§ **Job**
Copy every line from the material below that holds "убийца".

§ **Provided data**
* * * * * * * * *
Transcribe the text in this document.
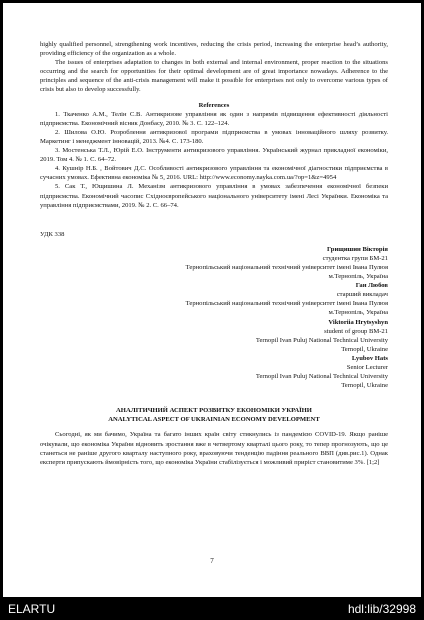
highly qualified personnel, strengthening work incentives, reducing the crisis period, increasing the enterprise head’s authority, providing efficiency of the organization as a whole.

The issues of enterprises adaptation to changes in both external and internal environment, proper reaction to the situations occurring and the search for opportunities for their optimal development are of great importance nowadays. Adherence to the principles and sequence of the anti-crisis management will make it possible for enterprises not only to overcome various types of crisis but also to develop successfully.

References

1. Ткаченко А.М., Телін С.В. Антикризове управління як один з напрямів підвищення ефективності діяльності підприємства. Економічний вісник Донбасу, 2010. № 3. С. 122–124.

2. Шилова О.Ю. Розроблення антикризової програми підприємства в умовах інноваційного шляху розвитку. Маркетинг і менеджмент інновацій, 2013. №4. С. 173-180.

3. Мостенська Т.Л., Юрій Е.О. Інструменти антикризового управління. Український журнал прикладної економіки, 2019. Том 4. № 1. С. 64–72.

4. Кушнір Н.Б. , Войтович Д.С. Особливості антикризового управління та економічної діагностики підприємства в сучасних умовах. Ефективна економіка № 5, 2016. URL: http://www.economy.nayka.com.ua/?op=1&z=4954

5. Сак Т., Ющишина Л. Механізм антикризового управління в умовах забезпечення економічної безпеки підприємства. Економічний часопис Східноєвропейського національного університету імені Лесі Українки. Економіка та управління підприємствами, 2019. № 2. С. 66–74.

УДК 338

Грищишин Вікторія

студентка групи БМ-21

Тернопільський національний технічний університет імені Івана Пулюя

м.Тернопіль, Україна

Ган Любов

старший викладач

Тернопільський національний технічний університет імені Івана Пулюя

м.Тернопіль, Україна

Viktoriia Hrytsyshyn

student of group BM-21

Ternopil Ivan Puluj National Technical University

Ternopil, Ukraine

Lyubov Hats

Senior Lecturer

Ternopil Ivan Puluj National Technical University

Ternopil, Ukraine

АНАЛІТИЧНИЙ АСПЕКТ РОЗВИТКУ ЕКОНОМІКИ УКРАЇНИ

ANALYTICAL ASPECT OF UKRAINIAN ECONOMY DEVELOPMENT

Сьогодні, як ми бачимо, Україна та багато інших країн світу стикнулись із пандемією COVID-19. Якщо раніше очікували, що економіка України відновить зростання вже в четвертому кварталі цього року, то тепер прогнозують, що це станеться не раніше другого кварталу наступного року, враховуючи тенденцію падіння реального ВВП (див.рис.1). Однак експерти припускають ймовірність того, що економіка України стабілізується і можливий приріст становитиме 3%. [1;2]

7
ELARTU	hdl:lib/32998
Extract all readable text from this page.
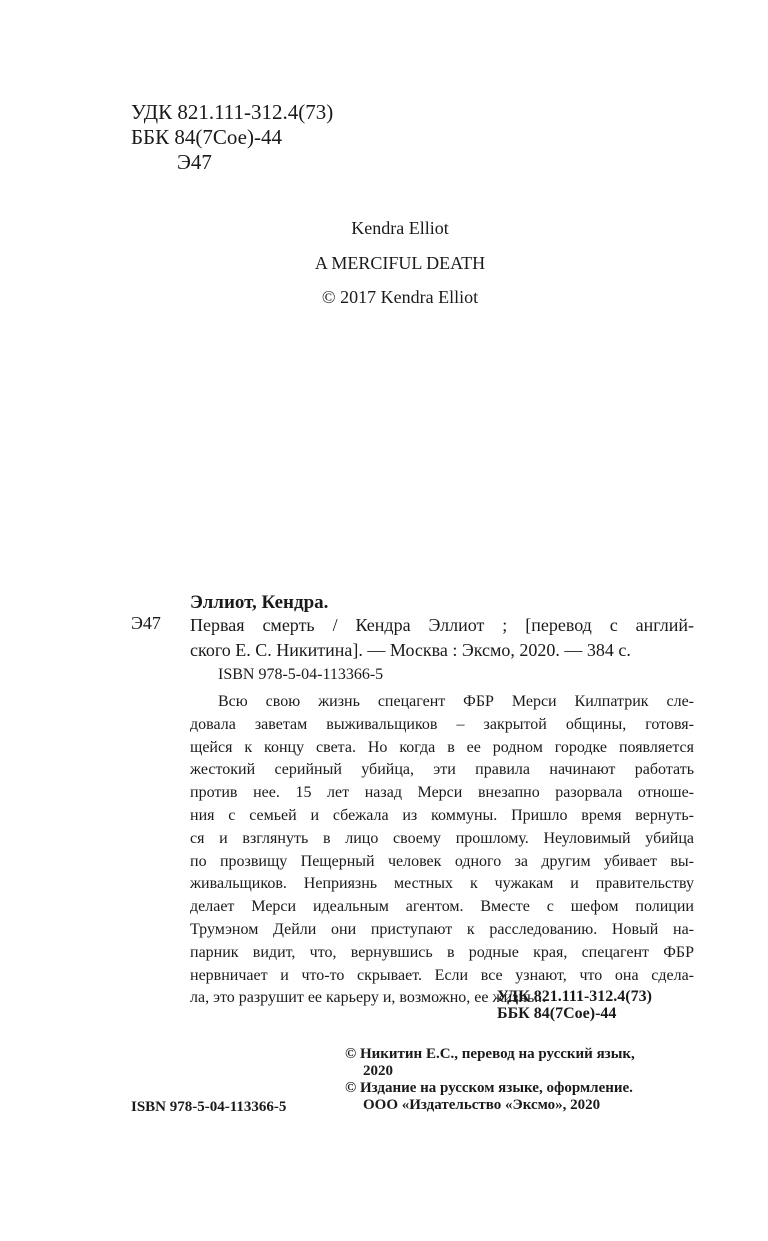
УДК 821.111-312.4(73)
ББК 84(7Сое)-44
Э47
Kendra Elliot
A MERCIFUL DEATH
© 2017 Kendra Elliot
Эллиот, Кендра.
Э47 Первая смерть / Кендра Эллиот ; [перевод с англий-
ского Е. С. Никитина]. — Москва : Эксмо, 2020. — 384 с.
ISBN 978-5-04-113366-5
Всю свою жизнь спецагент ФБР Мерси Килпатрик сле-
довала заветам выживальщиков – закрытой общины, готовя-
щейся к концу света. Но когда в ее родном городке появляется
жестокий серийный убийца, эти правила начинают работать
против нее. 15 лет назад Мерси внезапно разорвала отноше-
ния с семьей и сбежала из коммуны. Пришло время вернуть-
ся и взглянуть в лицо своему прошлому. Неуловимый убийца
по прозвищу Пещерный человек одного за другим убивает вы-
живальщиков. Неприязнь местных к чужакам и правительству
делает Мерси идеальным агентом. Вместе с шефом полиции
Трумэном Дейли они приступают к расследованию. Новый на-
парник видит, что, вернувшись в родные края, спецагент ФБР
нервничает и что-то скрывает. Если все узнают, что она сдела-
ла, это разрушит ее карьеру и, возможно, ее жизнь...
УДК 821.111-312.4(73)
ББК 84(7Сое)-44
© Никитин Е.С., перевод на русский язык,
2020
© Издание на русском языке, оформление.
ООО «Издательство «Эксмо», 2020
ISBN 978-5-04-113366-5
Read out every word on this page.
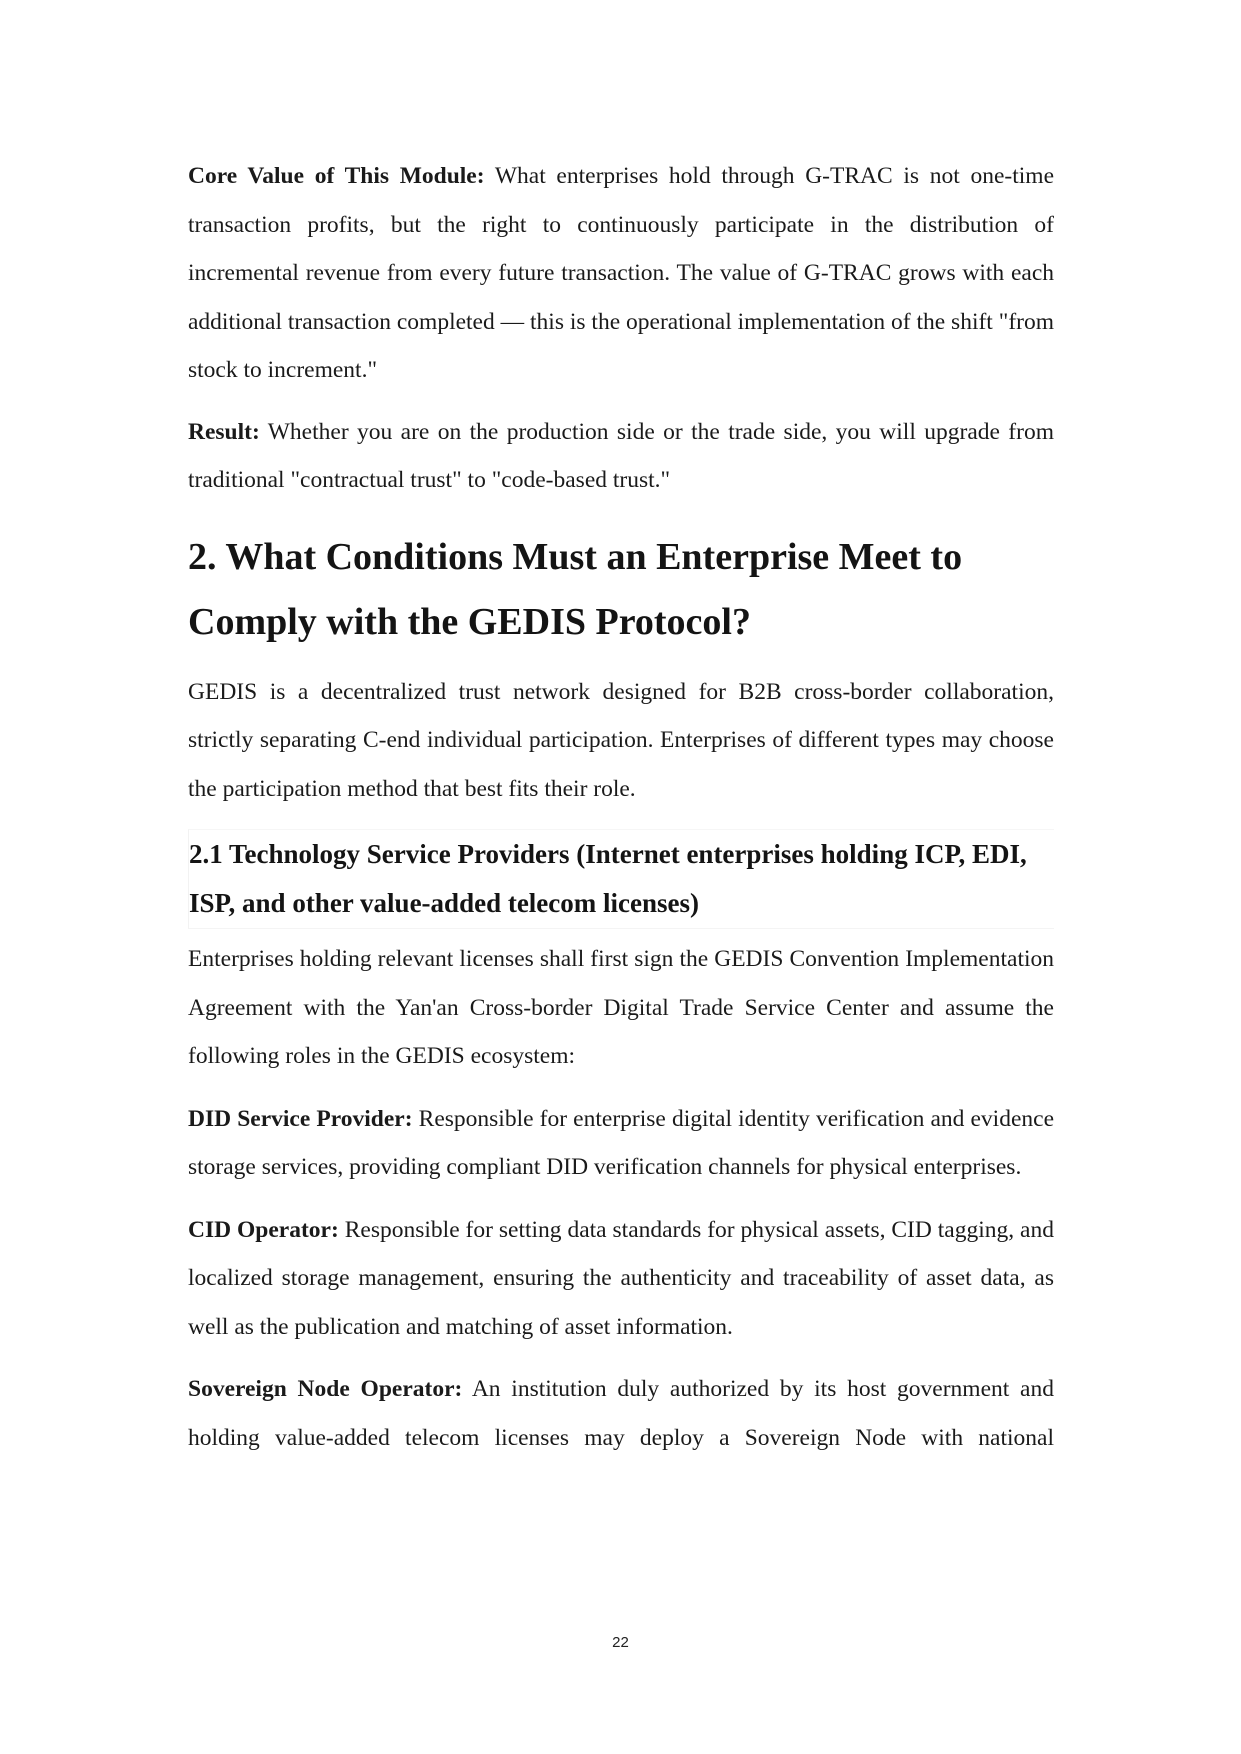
Core Value of This Module: What enterprises hold through G-TRAC is not one-time transaction profits, but the right to continuously participate in the distribution of incremental revenue from every future transaction. The value of G-TRAC grows with each additional transaction completed — this is the operational implementation of the shift "from stock to increment."

Result: Whether you are on the production side or the trade side, you will upgrade from traditional "contractual trust" to "code-based trust."

2. What Conditions Must an Enterprise Meet to Comply with the GEDIS Protocol?

GEDIS is a decentralized trust network designed for B2B cross-border collaboration, strictly separating C-end individual participation. Enterprises of different types may choose the participation method that best fits their role.

2.1 Technology Service Providers (Internet enterprises holding ICP, EDI, ISP, and other value-added telecom licenses)

Enterprises holding relevant licenses shall first sign the GEDIS Convention Implementation Agreement with the Yan'an Cross-border Digital Trade Service Center and assume the following roles in the GEDIS ecosystem:

DID Service Provider: Responsible for enterprise digital identity verification and evidence storage services, providing compliant DID verification channels for physical enterprises.

CID Operator: Responsible for setting data standards for physical assets, CID tagging, and localized storage management, ensuring the authenticity and traceability of asset data, as well as the publication and matching of asset information.

Sovereign Node Operator: An institution duly authorized by its host government and holding value-added telecom licenses may deploy a Sovereign Node with national

22
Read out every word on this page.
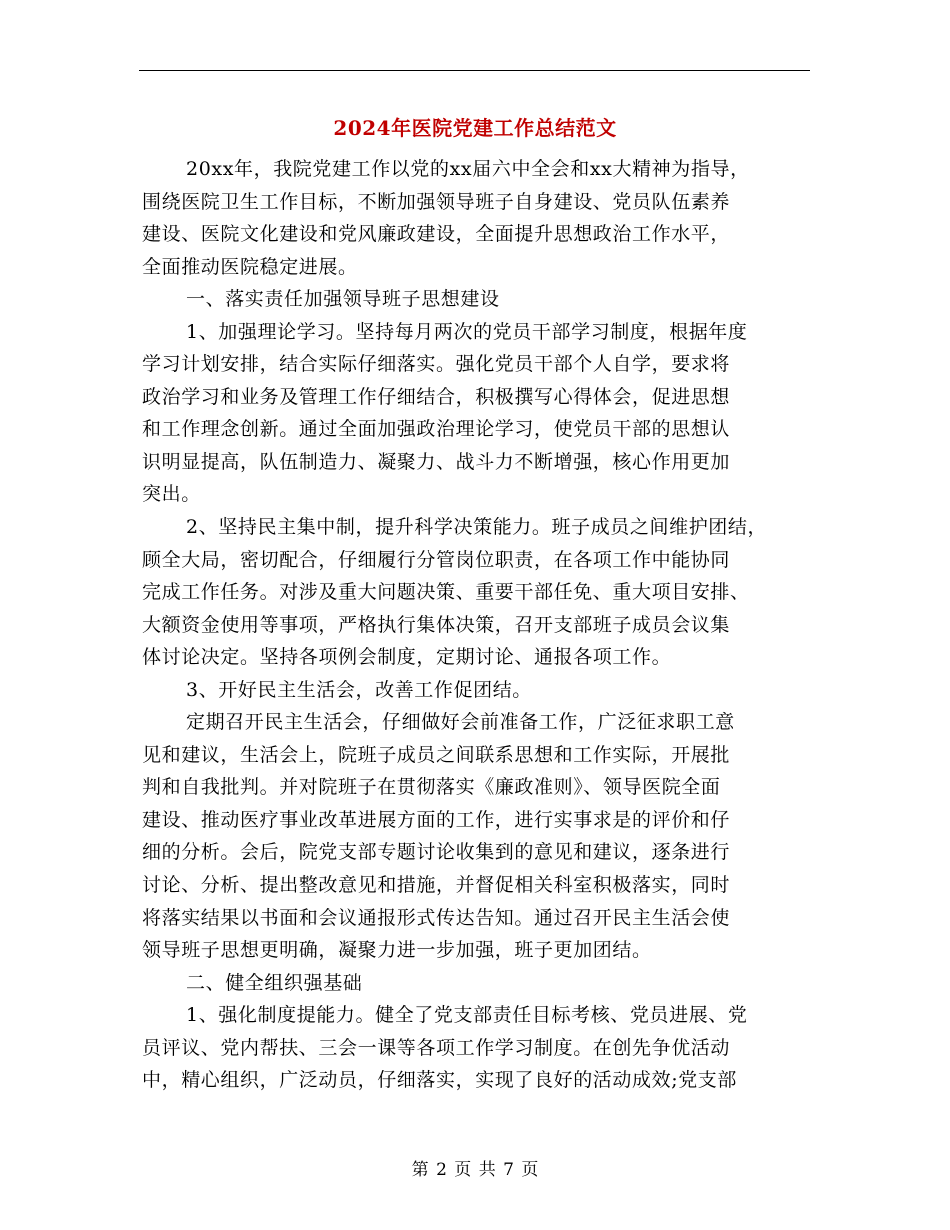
2024年医院党建工作总结范文
20xx年，我院党建工作以党的xx届六中全会和xx大精神为指导，
围绕医院卫生工作目标，不断加强领导班子自身建设、党员队伍素养
建设、医院文化建设和党风廉政建设，全面提升思想政治工作水平，
全面推动医院稳定进展。
一、落实责任加强领导班子思想建设
1、加强理论学习。坚持每月两次的党员干部学习制度，根据年度
学习计划安排，结合实际仔细落实。强化党员干部个人自学，要求将
政治学习和业务及管理工作仔细结合，积极撰写心得体会，促进思想
和工作理念创新。通过全面加强政治理论学习，使党员干部的思想认
识明显提高，队伍制造力、凝聚力、战斗力不断增强，核心作用更加
突出。
2、坚持民主集中制，提升科学决策能力。班子成员之间维护团结，
顾全大局，密切配合，仔细履行分管岗位职责，在各项工作中能协同
完成工作任务。对涉及重大问题决策、重要干部任免、重大项目安排、
大额资金使用等事项，严格执行集体决策，召开支部班子成员会议集
体讨论决定。坚持各项例会制度，定期讨论、通报各项工作。
3、开好民主生活会，改善工作促团结。
定期召开民主生活会，仔细做好会前准备工作，广泛征求职工意
见和建议，生活会上，院班子成员之间联系思想和工作实际，开展批
判和自我批判。并对院班子在贯彻落实《廉政准则》、领导医院全面
建设、推动医疗事业改革进展方面的工作，进行实事求是的评价和仔
细的分析。会后，院党支部专题讨论收集到的意见和建议，逐条进行
讨论、分析、提出整改意见和措施，并督促相关科室积极落实，同时
将落实结果以书面和会议通报形式传达告知。通过召开民主生活会使
领导班子思想更明确，凝聚力进一步加强，班子更加团结。
二、健全组织强基础
1、强化制度提能力。健全了党支部责任目标考核、党员进展、党
员评议、党内帮扶、三会一课等各项工作学习制度。在创先争优活动
中，精心组织，广泛动员，仔细落实，实现了良好的活动成效;党支部
第 2 页 共 7 页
* * * * * * * * *
§ **Answer below**
жестокий серийный убийца, эти правила начинают работать
ся и взглянуть в лицо своему прошлому. Неуловимый убийца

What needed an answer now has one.